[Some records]
# # # # # # #

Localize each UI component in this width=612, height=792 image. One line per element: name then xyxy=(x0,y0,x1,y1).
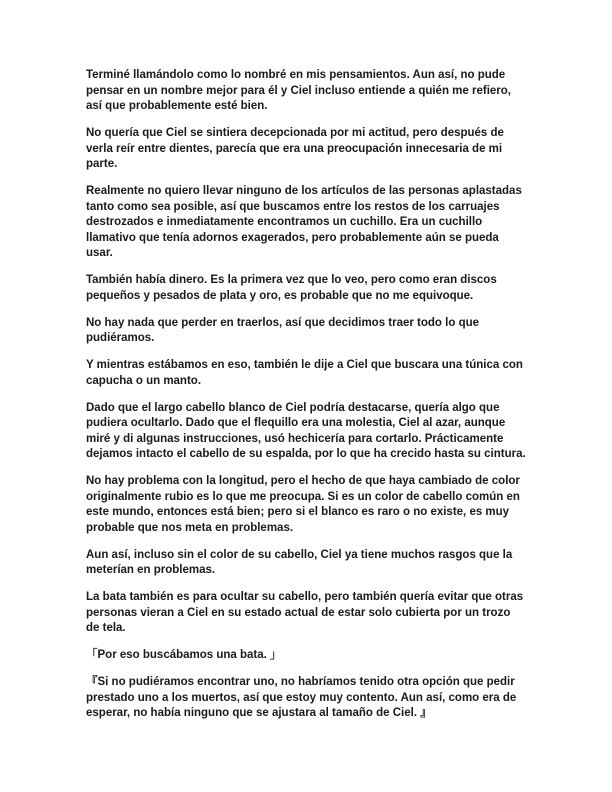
paragraph: Y mientras estábamos en eso, también le dije a Ciel que buscara una túnica con capucha o un manto. xyxy=(86,359,523,387)
dialogue-line: 『Si no pudiéramos encontrar uno, no habríamos tenido otra opción que pedir prestado uno a los muertos, así que estoy muy contento. Aun así, como era de esperar, no había ninguno que se ajustara al tamaño de Ciel. 』 xyxy=(86,676,517,719)
paragraph: Terminé llamándolo como lo nombré en mis pensamientos. Aun así, no pude pensar en un nombre mejor para él y Ciel incluso entiende a quién me refiero, así que probablemente esté bien. xyxy=(86,69,511,112)
paragraph: También había dinero. Es la primera vez que lo veo, pero como eran discos pequeños y pesados de plata y oro, es probable que no me equivoque. xyxy=(86,274,497,302)
paragraph: No quería que Ciel se sintiera decepcionada por mi actitud, pero después de verla reír entre dientes, parecía que era una preocupación innecesaria de mi parte. xyxy=(86,127,504,170)
paragraph: No hay nada que perder en traerlos, así que decidimos traer todo lo que pudiéramos. xyxy=(86,316,480,344)
paragraph: Realmente no quiero llevar ninguno de los artículos de las personas aplastadas tanto como sea posible, así que buscamos entre los restos de los carruajes destrozados e inmediatamente encontramos un cuchillo. Era un cuchillo llamativo que tenía adornos exagerados, pero probablemente aún se pueda usar. xyxy=(86,185,522,259)
text-body xyxy=(86,68,526,733)
paragraph: Aun así, incluso sin el color de su cabello, Ciel ya tiene muchos rasgos que la meterían en problemas. xyxy=(86,548,513,576)
paragraph: La bata también es para ocultar su cabello, pero también quería evitar que otras personas vieran a Ciel en su estado actual de estar solo cubierta por un trozo de tela. xyxy=(86,591,524,634)
paragraph: No hay problema con la longitud, pero el hecho de que haya cambiado de color originalmente rubio es lo que me preocupa. Si es un color de cabello común en este mundo, entonces está bien; pero si el blanco es raro o no existe, es muy probable que nos meta en problemas. xyxy=(86,475,520,534)
dialogue-line: 「Por eso buscábamos una bata. 」 xyxy=(86,649,282,661)
paragraph: Dado que el largo cabello blanco de Ciel podría destacarse, quería algo que pudiera ocultarlo. Dado que el flequillo era una molestia, Ciel al azar, aunque miré y di algunas instrucciones, usó hechicería para cortarlo. Prácticamente dejamos intacto el cabello de su espalda, por lo que ha crecido hasta su cintura. xyxy=(86,401,526,460)
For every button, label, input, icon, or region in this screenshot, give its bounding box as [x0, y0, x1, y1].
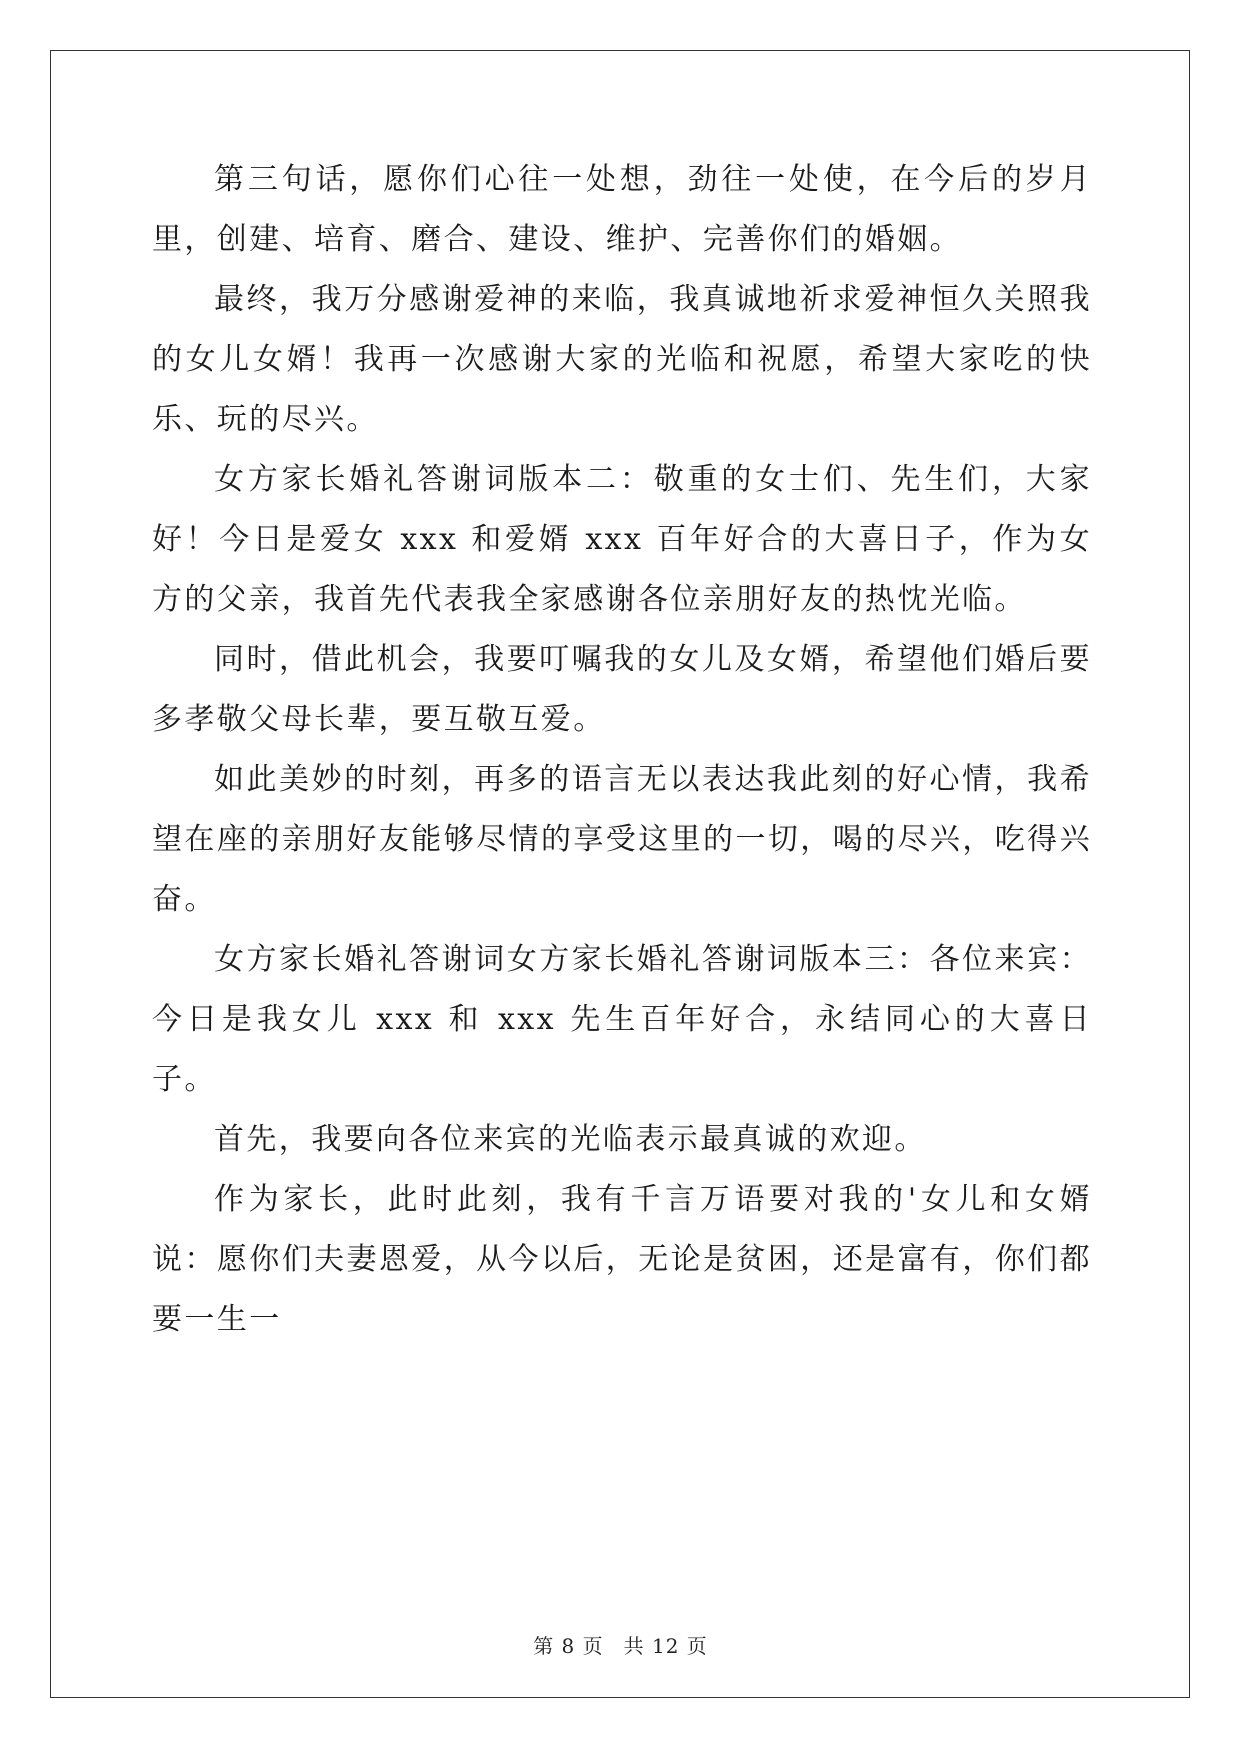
paragraph: 首先，我要向各位来宾的光临表示最真诚的欢迎。	[214, 1122, 927, 1157]
paragraph: 最终，我万分感谢爱神的来临，我真诚地祈求爱神恒久关照我的女儿女婿！我再一次感谢大家的光临和祝愿，希望大家吃的快乐、玩的尽兴。	[152, 282, 1092, 437]
paragraph: 女方家长婚礼答谢词版本二：敬重的女士们、先生们，大家好！今日是爱女 xxx 和爱婿 xxx 百年好合的大喜日子，作为女方的父亲，我首先代表我全家感谢各位亲朋好友的热忱光临。	[152, 462, 1092, 617]
document-body	[152, 150, 1092, 1350]
paragraph: 同时，借此机会，我要叮嘱我的女儿及女婿，希望他们婚后要多孝敬父母长辈，要互敬互爱。	[152, 642, 1092, 737]
page-total: 共 12 页	[623, 1634, 708, 1658]
paragraph: 如此美妙的时刻，再多的语言无以表达我此刻的好心情，我希望在座的亲朋好友能够尽情的享受这里的一切，喝的尽兴，吃得兴奋。	[152, 762, 1092, 917]
paragraph: 第三句话，愿你们心往一处想，劲往一处使，在今后的岁月里，创建、培育、磨合、建设、维护、完善你们的婚姻。	[152, 162, 1092, 257]
paragraph: 作为家长，此时此刻，我有千言万语要对我的'女儿和女婿说：愿你们夫妻恩爱，从今以后，无论是贫困，还是富有，你们都要一生一	[152, 1182, 1092, 1337]
paragraph: 女方家长婚礼答谢词女方家长婚礼答谢词版本三：各位来宾：今日是我女儿 xxx 和 xxx 先生百年好合，永结同心的大喜日子。	[152, 942, 1092, 1097]
page-footer	[0, 1630, 1241, 1659]
page-number: 第 8 页	[533, 1634, 604, 1658]
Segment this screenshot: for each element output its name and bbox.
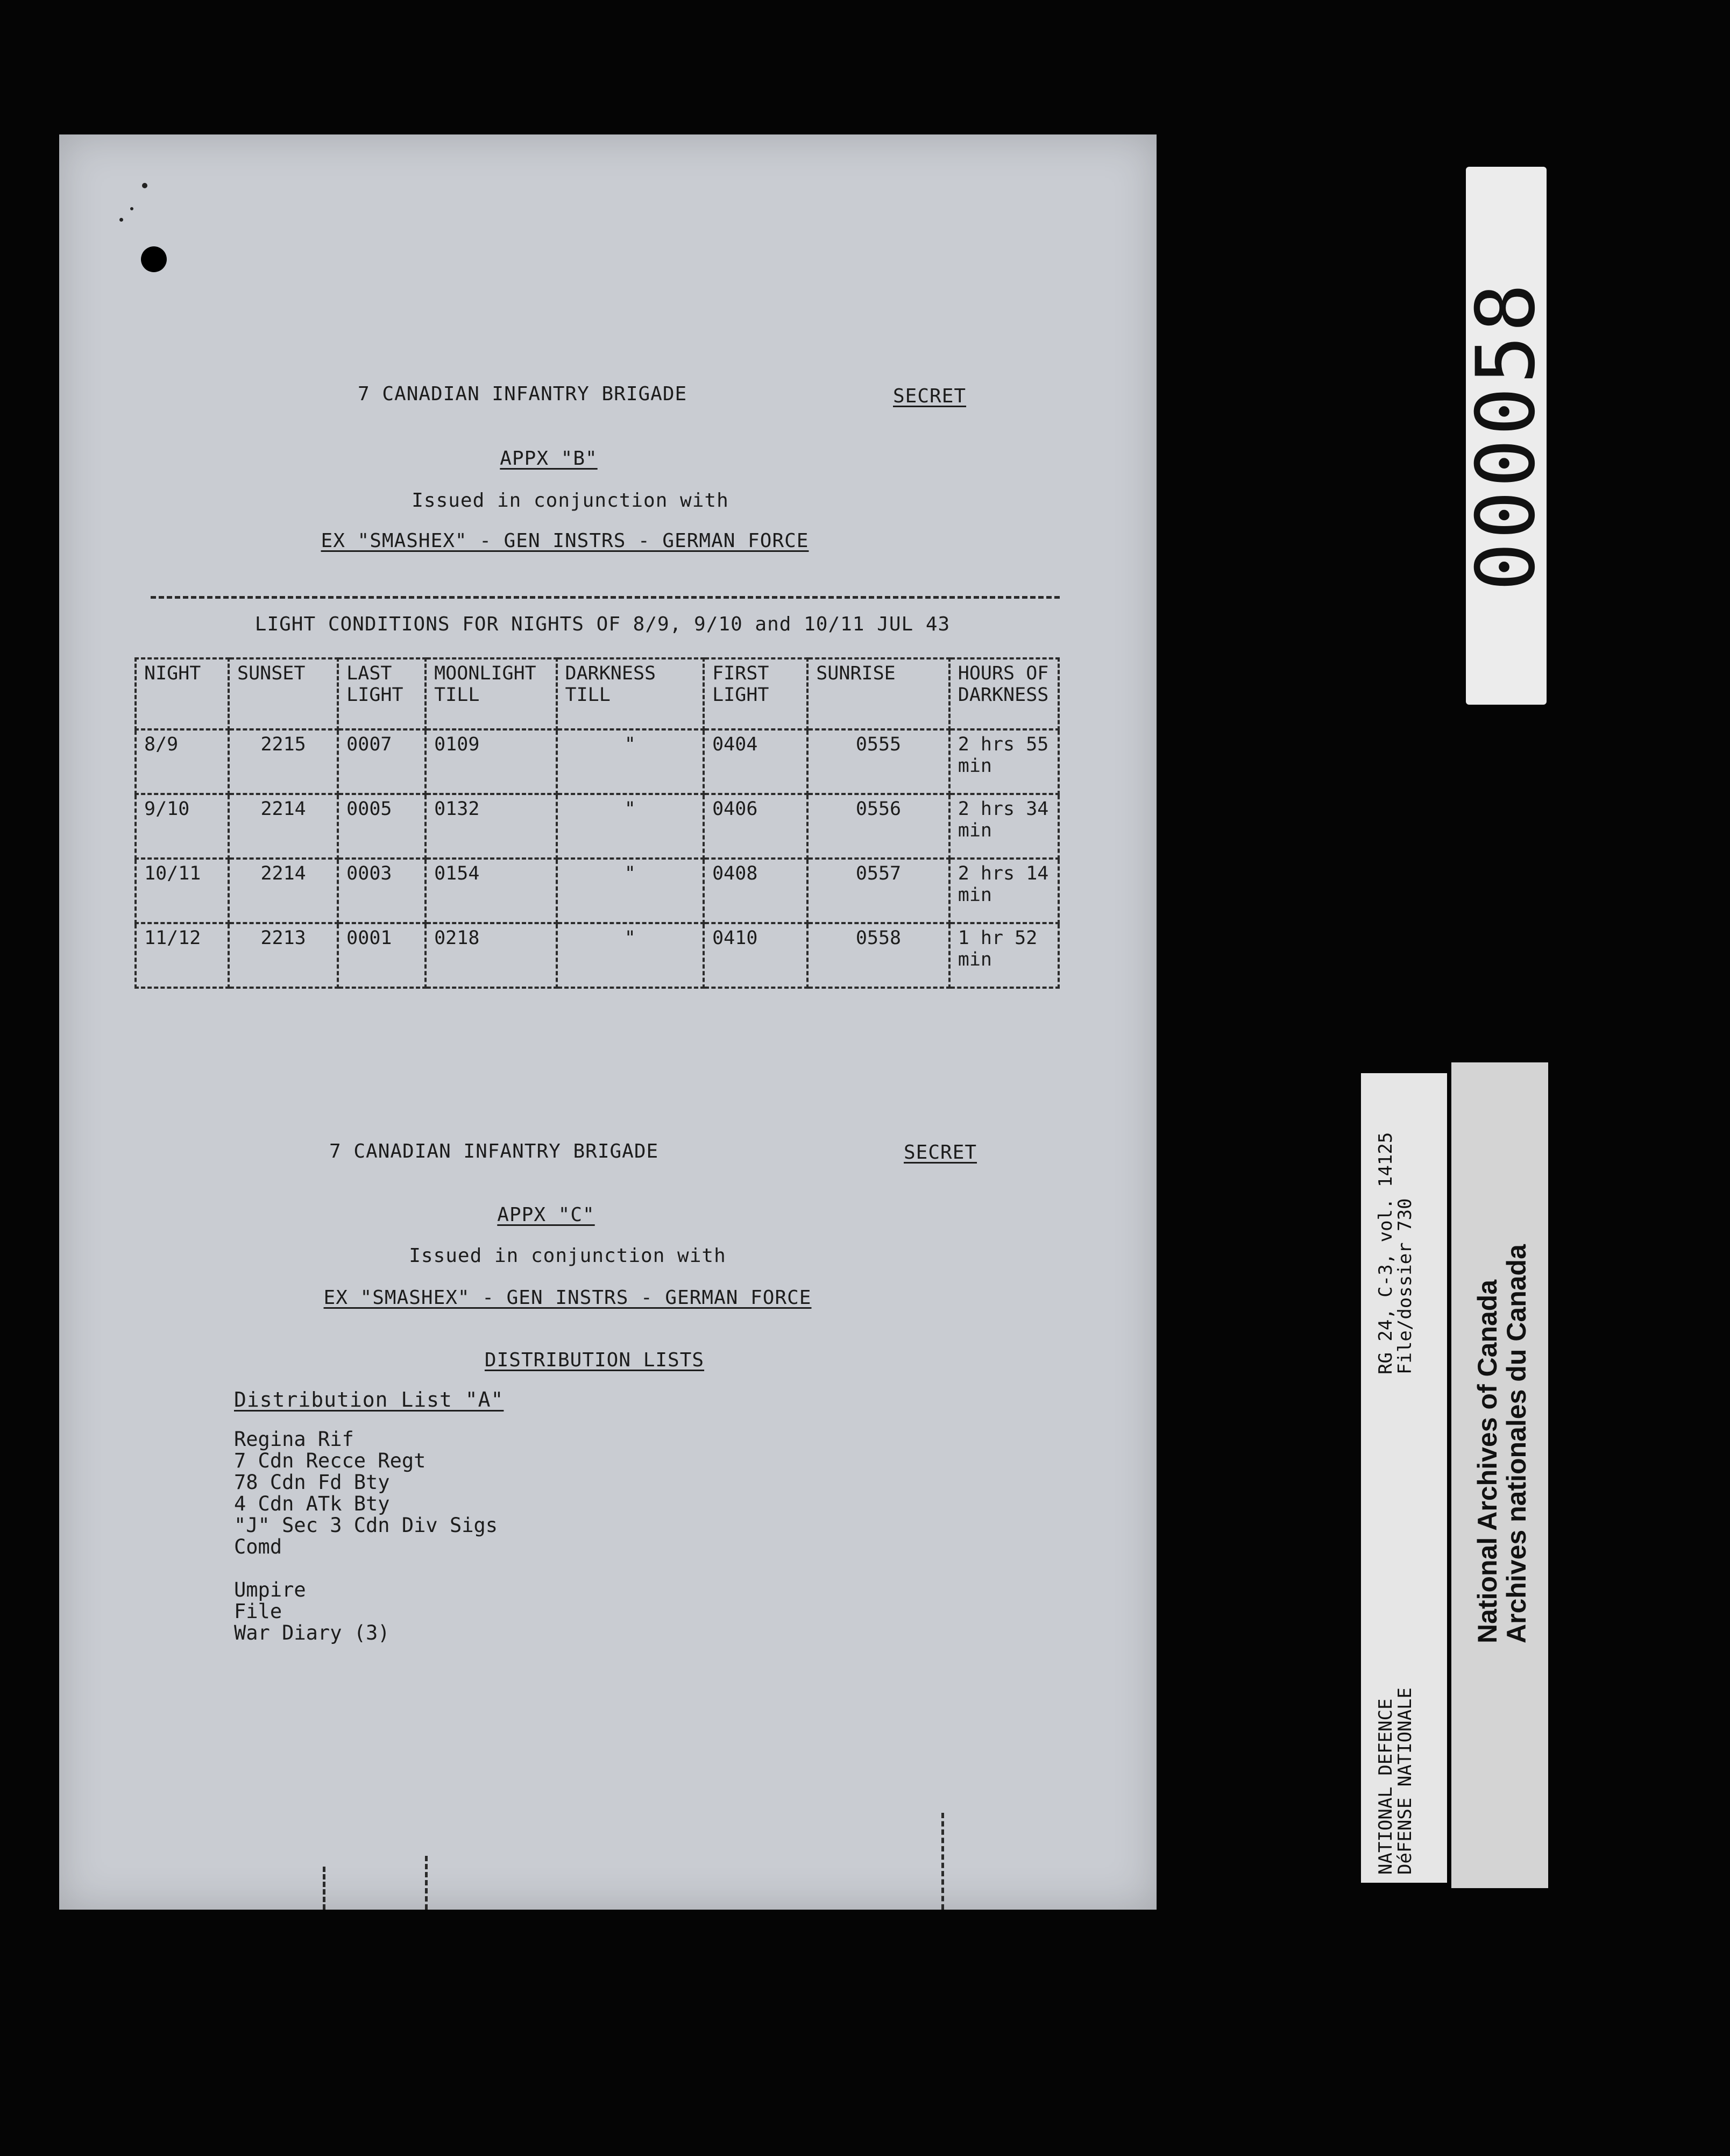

# # # # # # #

| TO DO |
Copy the lines of the listing verbatim, beginning at the line that contains "paragraph: Y mientras" and stopping after the line that contains "dialogue-line: 『Si no".

| CORRECT RESPONSE |
paragraph: Y mientras estábamos en eso, también le dije a Ciel que buscara una túnica con capucha o un manto. xyxy=(86,359,523,387)
dialogue-line: 『Si no pudiéramos encontrar uno, no habríamos tenido otra opción que pedir prestado uno a los muertos, así que estoy muy contento. Aun así, como era de esperar, no había ninguno que se ajustara al tamaño de Ciel. 』 xyxy=(86,676,517,719)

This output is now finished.